Source material:
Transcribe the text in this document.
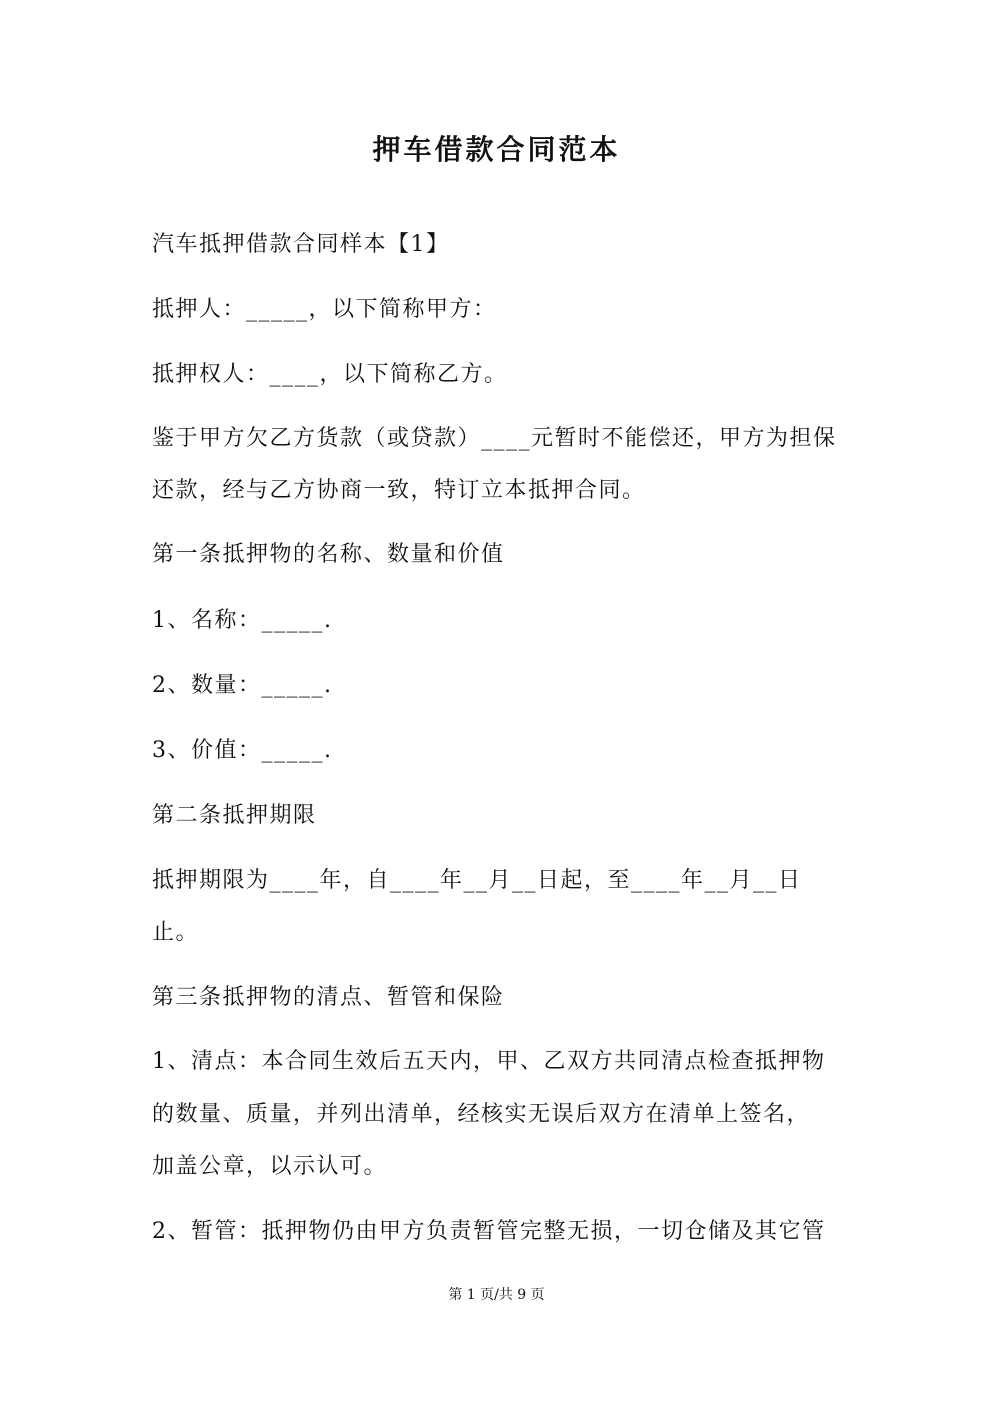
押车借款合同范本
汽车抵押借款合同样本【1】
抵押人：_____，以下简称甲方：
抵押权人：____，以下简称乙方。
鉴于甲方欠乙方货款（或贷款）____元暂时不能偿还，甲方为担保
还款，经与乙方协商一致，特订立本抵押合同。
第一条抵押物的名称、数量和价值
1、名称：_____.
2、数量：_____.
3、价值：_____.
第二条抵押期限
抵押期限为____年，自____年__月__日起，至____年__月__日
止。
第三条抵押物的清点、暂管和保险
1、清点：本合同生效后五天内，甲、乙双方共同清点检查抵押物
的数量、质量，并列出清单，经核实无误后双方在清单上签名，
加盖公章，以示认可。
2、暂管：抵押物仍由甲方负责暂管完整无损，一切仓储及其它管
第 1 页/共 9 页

...

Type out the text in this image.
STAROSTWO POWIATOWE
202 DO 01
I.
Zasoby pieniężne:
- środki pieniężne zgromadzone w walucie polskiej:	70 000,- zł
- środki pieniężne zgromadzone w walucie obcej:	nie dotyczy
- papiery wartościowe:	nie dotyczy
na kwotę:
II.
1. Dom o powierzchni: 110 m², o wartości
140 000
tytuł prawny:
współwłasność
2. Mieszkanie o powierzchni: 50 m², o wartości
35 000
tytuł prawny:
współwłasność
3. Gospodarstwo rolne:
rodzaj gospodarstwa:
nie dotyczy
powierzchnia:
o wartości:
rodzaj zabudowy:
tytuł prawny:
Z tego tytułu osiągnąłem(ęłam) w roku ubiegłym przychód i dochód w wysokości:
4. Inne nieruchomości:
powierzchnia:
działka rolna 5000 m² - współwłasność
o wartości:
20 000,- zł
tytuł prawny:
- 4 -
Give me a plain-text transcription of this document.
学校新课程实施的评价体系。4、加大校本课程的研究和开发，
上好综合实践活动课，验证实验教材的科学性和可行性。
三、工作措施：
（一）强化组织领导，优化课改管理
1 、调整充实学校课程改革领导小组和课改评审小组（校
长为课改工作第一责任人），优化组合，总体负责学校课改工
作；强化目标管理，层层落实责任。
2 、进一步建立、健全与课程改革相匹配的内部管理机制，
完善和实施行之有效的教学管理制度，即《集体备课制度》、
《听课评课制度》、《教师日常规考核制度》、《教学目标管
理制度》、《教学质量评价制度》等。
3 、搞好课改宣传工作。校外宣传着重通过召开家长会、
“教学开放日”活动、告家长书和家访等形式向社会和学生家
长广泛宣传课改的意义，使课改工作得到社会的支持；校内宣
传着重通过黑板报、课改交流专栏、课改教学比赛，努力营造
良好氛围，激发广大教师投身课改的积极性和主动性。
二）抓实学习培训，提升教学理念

Task statement:
What is the number of lines containing "text"? Give that number only.

Output for this exercise:
3